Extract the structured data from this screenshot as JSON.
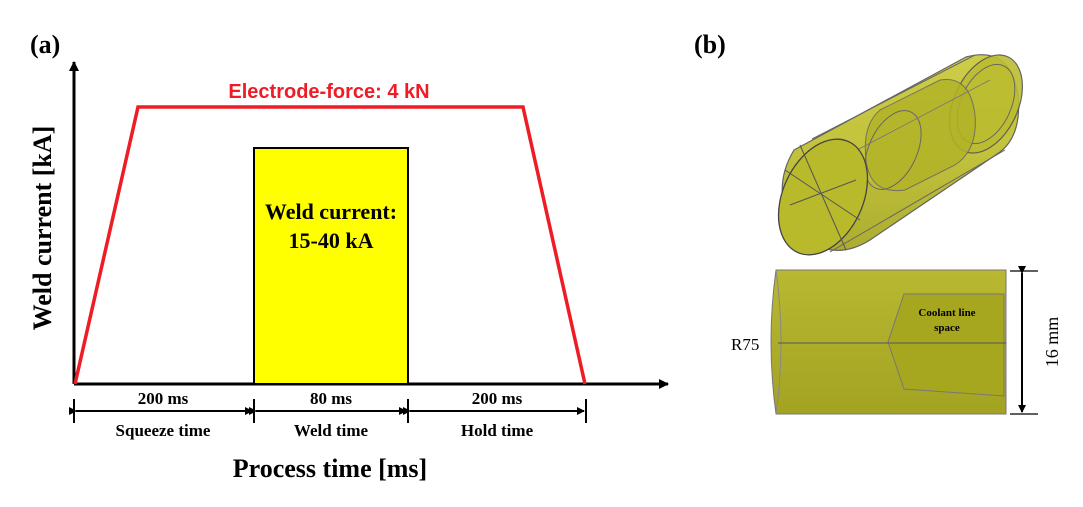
{
  "panel_a": {
    "label": "(a)",
    "y_axis_label": "Weld current [kA]",
    "x_axis_label": "Process time [ms]",
    "force_label": "Electrode-force: 4 kN",
    "current_box": {
      "line1": "Weld current:",
      "line2": "15-40 kA"
    },
    "segments": [
      {
        "duration": "200 ms",
        "name": "Squeeze time"
      },
      {
        "duration": "80 ms",
        "name": "Weld time"
      },
      {
        "duration": "200 ms",
        "name": "Hold time"
      }
    ],
    "colors": {
      "force": "#ee1c25",
      "current_fill": "#ffff00",
      "axis": "#000000"
    }
  },
  "panel_b": {
    "label": "(b)",
    "radius_label": "R75",
    "coolant_label": {
      "line1": "Coolant line",
      "line2": "space"
    },
    "dimension_label": "16 mm",
    "colors": {
      "body": "#c8c832",
      "body_dark": "#a9a925",
      "edge": "#555555"
    }
  }
}
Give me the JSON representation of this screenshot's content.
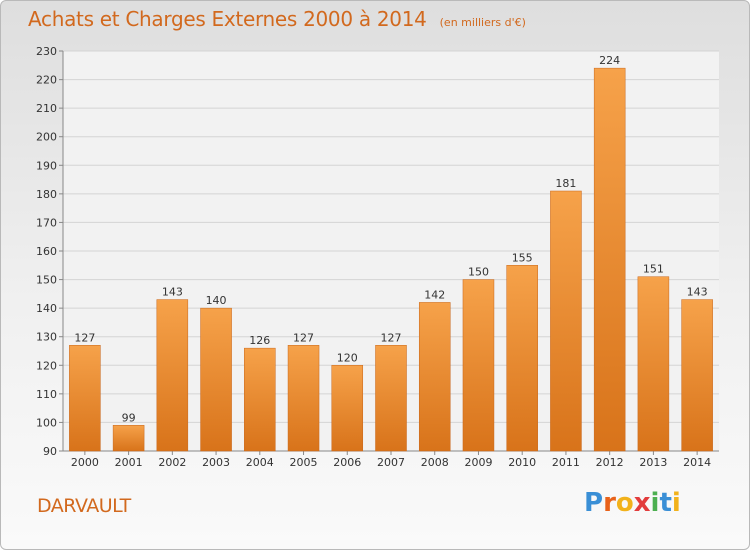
{
  "header": {
    "title": "Achats et Charges Externes 2000 à 2014",
    "subtitle": "(en milliers d'€)"
  },
  "footer": {
    "commune": "DARVAULT",
    "logo_letters": [
      "P",
      "r",
      "o",
      "x",
      "i",
      "t",
      "i"
    ],
    "logo_colors": [
      "#3a8fd6",
      "#e8621a",
      "#f2b21b",
      "#e23c3c",
      "#4caf50",
      "#3a8fd6",
      "#f2b21b"
    ]
  },
  "chart_data": {
    "type": "bar",
    "title": "Achats et Charges Externes 2000 à 2014",
    "subtitle": "(en milliers d'€)",
    "xlabel": "",
    "ylabel": "",
    "categories": [
      "2000",
      "2001",
      "2002",
      "2003",
      "2004",
      "2005",
      "2006",
      "2007",
      "2008",
      "2009",
      "2010",
      "2011",
      "2012",
      "2013",
      "2014"
    ],
    "values": [
      127,
      99,
      143,
      140,
      126,
      127,
      120,
      127,
      142,
      150,
      155,
      181,
      224,
      151,
      143
    ],
    "ylim": [
      90,
      230
    ],
    "yticks": [
      90,
      100,
      110,
      120,
      130,
      140,
      150,
      160,
      170,
      180,
      190,
      200,
      210,
      220,
      230
    ],
    "grid": true,
    "bar_color": "#f0922e",
    "bar_color_dark": "#d8731a",
    "label_color": "#333333"
  }
}
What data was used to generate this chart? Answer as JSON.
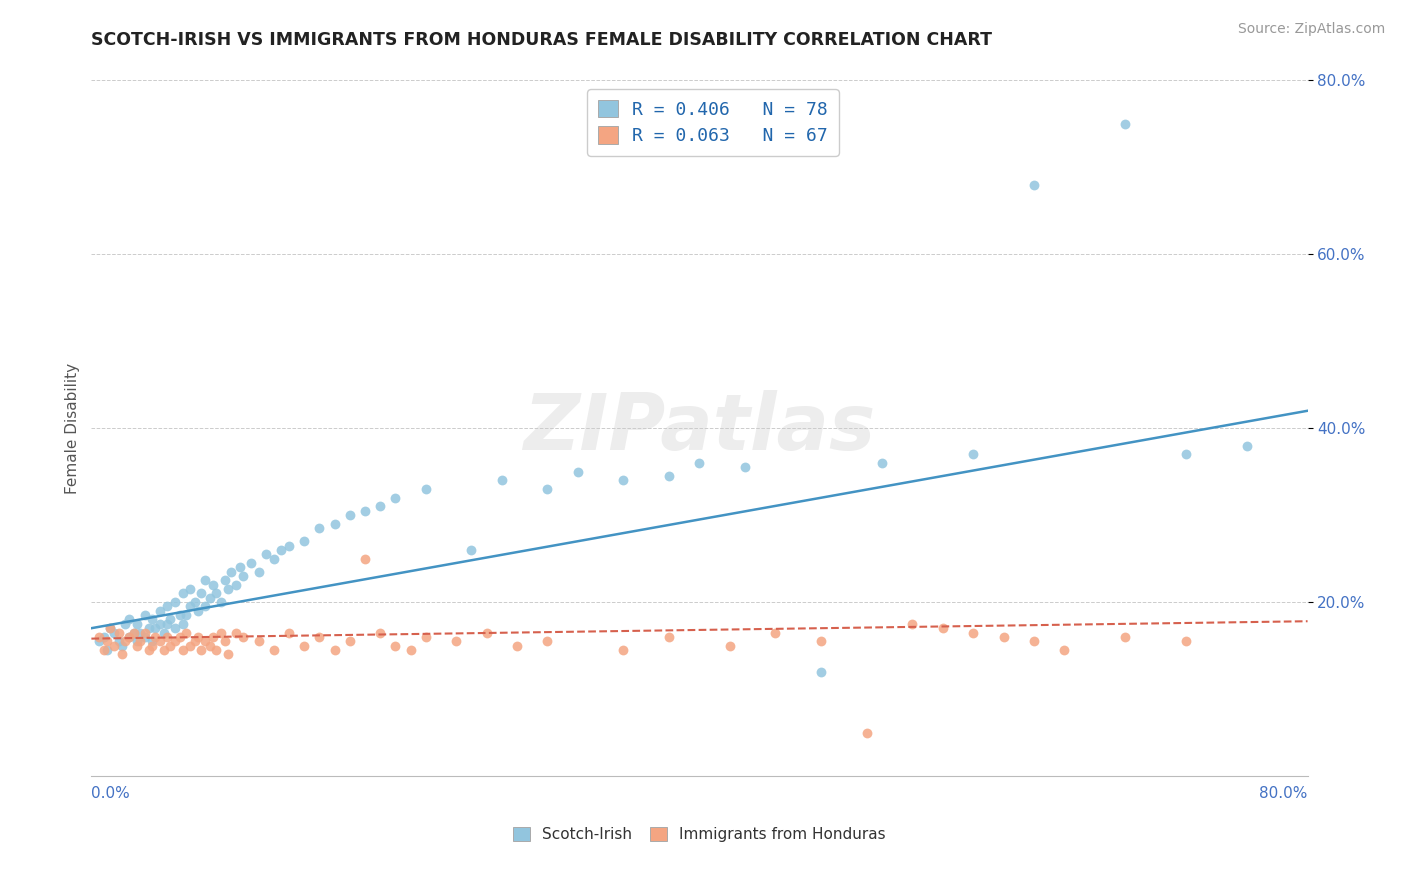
{
  "title": "SCOTCH-IRISH VS IMMIGRANTS FROM HONDURAS FEMALE DISABILITY CORRELATION CHART",
  "source": "Source: ZipAtlas.com",
  "ylabel": "Female Disability",
  "xmin": 0.0,
  "xmax": 0.8,
  "ymin": 0.0,
  "ymax": 0.8,
  "legend_r1": "R = 0.406   N = 78",
  "legend_r2": "R = 0.063   N = 67",
  "series1_color": "#92c5de",
  "series2_color": "#f4a582",
  "trendline1_color": "#4393c3",
  "trendline2_color": "#d6604d",
  "background_color": "#ffffff",
  "watermark": "ZIPatlas",
  "scotch_irish_x": [
    0.005,
    0.008,
    0.01,
    0.012,
    0.015,
    0.018,
    0.02,
    0.022,
    0.025,
    0.025,
    0.028,
    0.03,
    0.03,
    0.032,
    0.035,
    0.035,
    0.038,
    0.04,
    0.04,
    0.042,
    0.045,
    0.045,
    0.048,
    0.05,
    0.05,
    0.052,
    0.055,
    0.055,
    0.058,
    0.06,
    0.06,
    0.062,
    0.065,
    0.065,
    0.068,
    0.07,
    0.072,
    0.075,
    0.075,
    0.078,
    0.08,
    0.082,
    0.085,
    0.088,
    0.09,
    0.092,
    0.095,
    0.098,
    0.1,
    0.105,
    0.11,
    0.115,
    0.12,
    0.125,
    0.13,
    0.14,
    0.15,
    0.16,
    0.17,
    0.18,
    0.19,
    0.2,
    0.22,
    0.25,
    0.27,
    0.3,
    0.32,
    0.35,
    0.38,
    0.4,
    0.43,
    0.48,
    0.52,
    0.58,
    0.62,
    0.68,
    0.72,
    0.76
  ],
  "scotch_irish_y": [
    0.155,
    0.16,
    0.145,
    0.17,
    0.165,
    0.155,
    0.15,
    0.175,
    0.16,
    0.18,
    0.165,
    0.155,
    0.175,
    0.165,
    0.16,
    0.185,
    0.17,
    0.155,
    0.18,
    0.17,
    0.175,
    0.19,
    0.165,
    0.175,
    0.195,
    0.18,
    0.17,
    0.2,
    0.185,
    0.175,
    0.21,
    0.185,
    0.195,
    0.215,
    0.2,
    0.19,
    0.21,
    0.195,
    0.225,
    0.205,
    0.22,
    0.21,
    0.2,
    0.225,
    0.215,
    0.235,
    0.22,
    0.24,
    0.23,
    0.245,
    0.235,
    0.255,
    0.25,
    0.26,
    0.265,
    0.27,
    0.285,
    0.29,
    0.3,
    0.305,
    0.31,
    0.32,
    0.33,
    0.26,
    0.34,
    0.33,
    0.35,
    0.34,
    0.345,
    0.36,
    0.355,
    0.12,
    0.36,
    0.37,
    0.68,
    0.75,
    0.37,
    0.38
  ],
  "honduras_x": [
    0.005,
    0.008,
    0.01,
    0.012,
    0.015,
    0.018,
    0.02,
    0.022,
    0.025,
    0.028,
    0.03,
    0.032,
    0.035,
    0.038,
    0.04,
    0.042,
    0.045,
    0.048,
    0.05,
    0.052,
    0.055,
    0.058,
    0.06,
    0.062,
    0.065,
    0.068,
    0.07,
    0.072,
    0.075,
    0.078,
    0.08,
    0.082,
    0.085,
    0.088,
    0.09,
    0.095,
    0.1,
    0.11,
    0.12,
    0.13,
    0.14,
    0.15,
    0.16,
    0.17,
    0.18,
    0.19,
    0.2,
    0.21,
    0.22,
    0.24,
    0.26,
    0.28,
    0.3,
    0.35,
    0.38,
    0.42,
    0.45,
    0.48,
    0.51,
    0.54,
    0.56,
    0.58,
    0.6,
    0.62,
    0.64,
    0.68,
    0.72
  ],
  "honduras_y": [
    0.16,
    0.145,
    0.155,
    0.17,
    0.15,
    0.165,
    0.14,
    0.155,
    0.16,
    0.165,
    0.15,
    0.155,
    0.165,
    0.145,
    0.15,
    0.16,
    0.155,
    0.145,
    0.16,
    0.15,
    0.155,
    0.16,
    0.145,
    0.165,
    0.15,
    0.155,
    0.16,
    0.145,
    0.155,
    0.15,
    0.16,
    0.145,
    0.165,
    0.155,
    0.14,
    0.165,
    0.16,
    0.155,
    0.145,
    0.165,
    0.15,
    0.16,
    0.145,
    0.155,
    0.25,
    0.165,
    0.15,
    0.145,
    0.16,
    0.155,
    0.165,
    0.15,
    0.155,
    0.145,
    0.16,
    0.15,
    0.165,
    0.155,
    0.05,
    0.175,
    0.17,
    0.165,
    0.16,
    0.155,
    0.145,
    0.16,
    0.155
  ],
  "trendline1_x0": 0.0,
  "trendline1_y0": 0.17,
  "trendline1_x1": 0.8,
  "trendline1_y1": 0.42,
  "trendline2_x0": 0.0,
  "trendline2_y0": 0.158,
  "trendline2_x1": 0.8,
  "trendline2_y1": 0.178
}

- **Required task**
Reproduce the material above verbatim; omit every picture.

- **Solution to the problem**
Extract the structured data from this screenshot as JSON.
{
  "panel_a": {
    "label": "(a)",
    "y_axis_label": "Weld current [kA]",
    "x_axis_label": "Process time [ms]",
    "force_label": "Electrode-force: 4 kN",
    "current_box": {
      "line1": "Weld current:",
      "line2": "15-40 kA"
    },
    "segments": [
      {
        "duration": "200 ms",
        "name": "Squeeze time"
      },
      {
        "duration": "80 ms",
        "name": "Weld time"
      },
      {
        "duration": "200 ms",
        "name": "Hold time"
      }
    ],
    "colors": {
      "force": "#ee1c25",
      "current_fill": "#ffff00",
      "axis": "#000000"
    }
  },
  "panel_b": {
    "label": "(b)",
    "radius_label": "R75",
    "coolant_label": {
      "line1": "Coolant line",
      "line2": "space"
    },
    "dimension_label": "16 mm",
    "colors": {
      "body": "#c8c832",
      "body_dark": "#a9a925",
      "edge": "#555555"
    }
  }
}
Give me the JSON representation of this screenshot's content.
{
  "header": {
    "title": "Achats et Charges Externes 2000 à 2014",
    "subtitle": "(en milliers d'€)"
  },
  "footer": {
    "commune": "DARVAULT",
    "logo_letters": [
      "P",
      "r",
      "o",
      "x",
      "i",
      "t",
      "i"
    ],
    "logo_colors": [
      "#3a8fd6",
      "#e8621a",
      "#f2b21b",
      "#e23c3c",
      "#4caf50",
      "#3a8fd6",
      "#f2b21b"
    ]
  },
  "chart_data": {
    "type": "bar",
    "title": "Achats et Charges Externes 2000 à 2014",
    "subtitle": "(en milliers d'€)",
    "xlabel": "",
    "ylabel": "",
    "categories": [
      "2000",
      "2001",
      "2002",
      "2003",
      "2004",
      "2005",
      "2006",
      "2007",
      "2008",
      "2009",
      "2010",
      "2011",
      "2012",
      "2013",
      "2014"
    ],
    "values": [
      127,
      99,
      143,
      140,
      126,
      127,
      120,
      127,
      142,
      150,
      155,
      181,
      224,
      151,
      143
    ],
    "ylim": [
      90,
      230
    ],
    "yticks": [
      90,
      100,
      110,
      120,
      130,
      140,
      150,
      160,
      170,
      180,
      190,
      200,
      210,
      220,
      230
    ],
    "grid": true,
    "bar_color": "#f0922e",
    "bar_color_dark": "#d8731a",
    "label_color": "#333333"
  }
}
What data was used to generate this chart? Answer as JSON.
{
  "title": "SCOTCH-IRISH VS IMMIGRANTS FROM HONDURAS FEMALE DISABILITY CORRELATION CHART",
  "source": "Source: ZipAtlas.com",
  "ylabel": "Female Disability",
  "xmin": 0.0,
  "xmax": 0.8,
  "ymin": 0.0,
  "ymax": 0.8,
  "legend_r1": "R = 0.406   N = 78",
  "legend_r2": "R = 0.063   N = 67",
  "series1_color": "#92c5de",
  "series2_color": "#f4a582",
  "trendline1_color": "#4393c3",
  "trendline2_color": "#d6604d",
  "background_color": "#ffffff",
  "watermark": "ZIPatlas",
  "scotch_irish_x": [
    0.005,
    0.008,
    0.01,
    0.012,
    0.015,
    0.018,
    0.02,
    0.022,
    0.025,
    0.025,
    0.028,
    0.03,
    0.03,
    0.032,
    0.035,
    0.035,
    0.038,
    0.04,
    0.04,
    0.042,
    0.045,
    0.045,
    0.048,
    0.05,
    0.05,
    0.052,
    0.055,
    0.055,
    0.058,
    0.06,
    0.06,
    0.062,
    0.065,
    0.065,
    0.068,
    0.07,
    0.072,
    0.075,
    0.075,
    0.078,
    0.08,
    0.082,
    0.085,
    0.088,
    0.09,
    0.092,
    0.095,
    0.098,
    0.1,
    0.105,
    0.11,
    0.115,
    0.12,
    0.125,
    0.13,
    0.14,
    0.15,
    0.16,
    0.17,
    0.18,
    0.19,
    0.2,
    0.22,
    0.25,
    0.27,
    0.3,
    0.32,
    0.35,
    0.38,
    0.4,
    0.43,
    0.48,
    0.52,
    0.58,
    0.62,
    0.68,
    0.72,
    0.76
  ],
  "scotch_irish_y": [
    0.155,
    0.16,
    0.145,
    0.17,
    0.165,
    0.155,
    0.15,
    0.175,
    0.16,
    0.18,
    0.165,
    0.155,
    0.175,
    0.165,
    0.16,
    0.185,
    0.17,
    0.155,
    0.18,
    0.17,
    0.175,
    0.19,
    0.165,
    0.175,
    0.195,
    0.18,
    0.17,
    0.2,
    0.185,
    0.175,
    0.21,
    0.185,
    0.195,
    0.215,
    0.2,
    0.19,
    0.21,
    0.195,
    0.225,
    0.205,
    0.22,
    0.21,
    0.2,
    0.225,
    0.215,
    0.235,
    0.22,
    0.24,
    0.23,
    0.245,
    0.235,
    0.255,
    0.25,
    0.26,
    0.265,
    0.27,
    0.285,
    0.29,
    0.3,
    0.305,
    0.31,
    0.32,
    0.33,
    0.26,
    0.34,
    0.33,
    0.35,
    0.34,
    0.345,
    0.36,
    0.355,
    0.12,
    0.36,
    0.37,
    0.68,
    0.75,
    0.37,
    0.38
  ],
  "honduras_x": [
    0.005,
    0.008,
    0.01,
    0.012,
    0.015,
    0.018,
    0.02,
    0.022,
    0.025,
    0.028,
    0.03,
    0.032,
    0.035,
    0.038,
    0.04,
    0.042,
    0.045,
    0.048,
    0.05,
    0.052,
    0.055,
    0.058,
    0.06,
    0.062,
    0.065,
    0.068,
    0.07,
    0.072,
    0.075,
    0.078,
    0.08,
    0.082,
    0.085,
    0.088,
    0.09,
    0.095,
    0.1,
    0.11,
    0.12,
    0.13,
    0.14,
    0.15,
    0.16,
    0.17,
    0.18,
    0.19,
    0.2,
    0.21,
    0.22,
    0.24,
    0.26,
    0.28,
    0.3,
    0.35,
    0.38,
    0.42,
    0.45,
    0.48,
    0.51,
    0.54,
    0.56,
    0.58,
    0.6,
    0.62,
    0.64,
    0.68,
    0.72
  ],
  "honduras_y": [
    0.16,
    0.145,
    0.155,
    0.17,
    0.15,
    0.165,
    0.14,
    0.155,
    0.16,
    0.165,
    0.15,
    0.155,
    0.165,
    0.145,
    0.15,
    0.16,
    0.155,
    0.145,
    0.16,
    0.15,
    0.155,
    0.16,
    0.145,
    0.165,
    0.15,
    0.155,
    0.16,
    0.145,
    0.155,
    0.15,
    0.16,
    0.145,
    0.165,
    0.155,
    0.14,
    0.165,
    0.16,
    0.155,
    0.145,
    0.165,
    0.15,
    0.16,
    0.145,
    0.155,
    0.25,
    0.165,
    0.15,
    0.145,
    0.16,
    0.155,
    0.165,
    0.15,
    0.155,
    0.145,
    0.16,
    0.15,
    0.165,
    0.155,
    0.05,
    0.175,
    0.17,
    0.165,
    0.16,
    0.155,
    0.145,
    0.16,
    0.155
  ],
  "trendline1_x0": 0.0,
  "trendline1_y0": 0.17,
  "trendline1_x1": 0.8,
  "trendline1_y1": 0.42,
  "trendline2_x0": 0.0,
  "trendline2_y0": 0.158,
  "trendline2_x1": 0.8,
  "trendline2_y1": 0.178
}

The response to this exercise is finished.